**What you are asked to do:** Set out each line from the following listing that includes the word "idea".

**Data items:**
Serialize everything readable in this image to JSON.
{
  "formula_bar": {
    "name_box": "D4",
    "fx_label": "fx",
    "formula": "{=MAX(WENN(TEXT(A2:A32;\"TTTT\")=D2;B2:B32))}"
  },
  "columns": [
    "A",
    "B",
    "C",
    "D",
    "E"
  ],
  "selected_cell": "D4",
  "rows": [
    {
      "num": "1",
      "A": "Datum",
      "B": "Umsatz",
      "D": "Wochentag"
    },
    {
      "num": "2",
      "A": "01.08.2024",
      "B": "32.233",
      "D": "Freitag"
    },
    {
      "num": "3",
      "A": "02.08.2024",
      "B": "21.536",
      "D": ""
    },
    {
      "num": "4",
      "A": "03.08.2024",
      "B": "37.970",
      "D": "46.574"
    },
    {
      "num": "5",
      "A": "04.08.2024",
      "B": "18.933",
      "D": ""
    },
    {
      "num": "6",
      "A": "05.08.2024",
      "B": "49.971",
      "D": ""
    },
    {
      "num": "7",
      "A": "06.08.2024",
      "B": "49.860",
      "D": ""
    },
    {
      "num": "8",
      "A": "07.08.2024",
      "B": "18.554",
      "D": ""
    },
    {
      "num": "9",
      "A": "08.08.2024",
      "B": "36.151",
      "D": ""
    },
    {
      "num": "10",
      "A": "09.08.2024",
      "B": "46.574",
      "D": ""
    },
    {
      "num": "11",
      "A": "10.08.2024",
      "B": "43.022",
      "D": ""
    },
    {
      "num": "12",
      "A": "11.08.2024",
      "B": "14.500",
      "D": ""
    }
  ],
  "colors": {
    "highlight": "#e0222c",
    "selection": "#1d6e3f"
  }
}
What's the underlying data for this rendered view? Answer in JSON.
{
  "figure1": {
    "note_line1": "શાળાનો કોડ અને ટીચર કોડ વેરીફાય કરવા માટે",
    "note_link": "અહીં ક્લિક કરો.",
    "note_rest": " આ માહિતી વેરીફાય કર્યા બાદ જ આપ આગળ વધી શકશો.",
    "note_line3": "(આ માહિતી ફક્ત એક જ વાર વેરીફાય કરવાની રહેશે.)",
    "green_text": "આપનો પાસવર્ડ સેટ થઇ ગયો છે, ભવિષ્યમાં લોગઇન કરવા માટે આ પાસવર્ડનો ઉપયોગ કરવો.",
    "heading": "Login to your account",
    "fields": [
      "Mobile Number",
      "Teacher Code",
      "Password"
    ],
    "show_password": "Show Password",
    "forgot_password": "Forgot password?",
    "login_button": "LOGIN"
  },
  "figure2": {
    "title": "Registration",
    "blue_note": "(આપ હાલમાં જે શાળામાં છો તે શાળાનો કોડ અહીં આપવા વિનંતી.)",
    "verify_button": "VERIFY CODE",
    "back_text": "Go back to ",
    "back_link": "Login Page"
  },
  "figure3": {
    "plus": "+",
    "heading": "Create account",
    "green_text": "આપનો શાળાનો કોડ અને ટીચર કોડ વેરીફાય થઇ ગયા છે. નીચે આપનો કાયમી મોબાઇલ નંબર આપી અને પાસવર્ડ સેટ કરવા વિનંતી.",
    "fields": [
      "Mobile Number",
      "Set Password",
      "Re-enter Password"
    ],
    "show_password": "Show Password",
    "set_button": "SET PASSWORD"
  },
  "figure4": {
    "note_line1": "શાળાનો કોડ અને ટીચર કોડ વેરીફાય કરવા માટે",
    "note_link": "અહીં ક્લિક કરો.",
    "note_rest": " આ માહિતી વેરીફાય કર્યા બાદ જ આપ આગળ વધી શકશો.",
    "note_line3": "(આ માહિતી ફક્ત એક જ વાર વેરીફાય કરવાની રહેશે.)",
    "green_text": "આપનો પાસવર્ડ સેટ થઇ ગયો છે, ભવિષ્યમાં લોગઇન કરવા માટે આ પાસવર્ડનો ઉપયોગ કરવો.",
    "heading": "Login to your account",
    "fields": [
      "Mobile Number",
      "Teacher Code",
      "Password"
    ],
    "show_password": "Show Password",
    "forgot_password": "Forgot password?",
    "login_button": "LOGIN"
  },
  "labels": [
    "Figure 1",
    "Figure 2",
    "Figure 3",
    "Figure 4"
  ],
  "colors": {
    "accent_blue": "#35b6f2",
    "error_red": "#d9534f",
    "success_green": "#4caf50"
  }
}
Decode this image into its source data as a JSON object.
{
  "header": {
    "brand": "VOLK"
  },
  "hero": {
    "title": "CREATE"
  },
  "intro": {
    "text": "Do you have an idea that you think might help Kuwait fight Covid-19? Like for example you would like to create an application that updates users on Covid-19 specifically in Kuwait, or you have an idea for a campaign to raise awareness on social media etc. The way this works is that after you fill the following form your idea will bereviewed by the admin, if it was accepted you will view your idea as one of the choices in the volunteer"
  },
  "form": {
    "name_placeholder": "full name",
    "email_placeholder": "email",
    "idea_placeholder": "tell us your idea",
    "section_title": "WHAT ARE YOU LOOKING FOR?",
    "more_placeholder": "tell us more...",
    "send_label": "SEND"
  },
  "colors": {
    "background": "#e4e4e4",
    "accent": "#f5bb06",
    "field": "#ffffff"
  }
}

**Solution to the problem:**
    "text": "Do you have an idea that you think might help Kuwait fight Covid-19? Like for example you would like to create an application that updates users on Covid-19 specifically in Kuwait, or you have an idea for a campaign to raise awareness on social media etc. The way this works is that after you fill the following form your idea will bereviewed by the admin, if it was accepted you will view your idea as one of the choices in the volunteer"
    "idea_placeholder": "tell us your idea",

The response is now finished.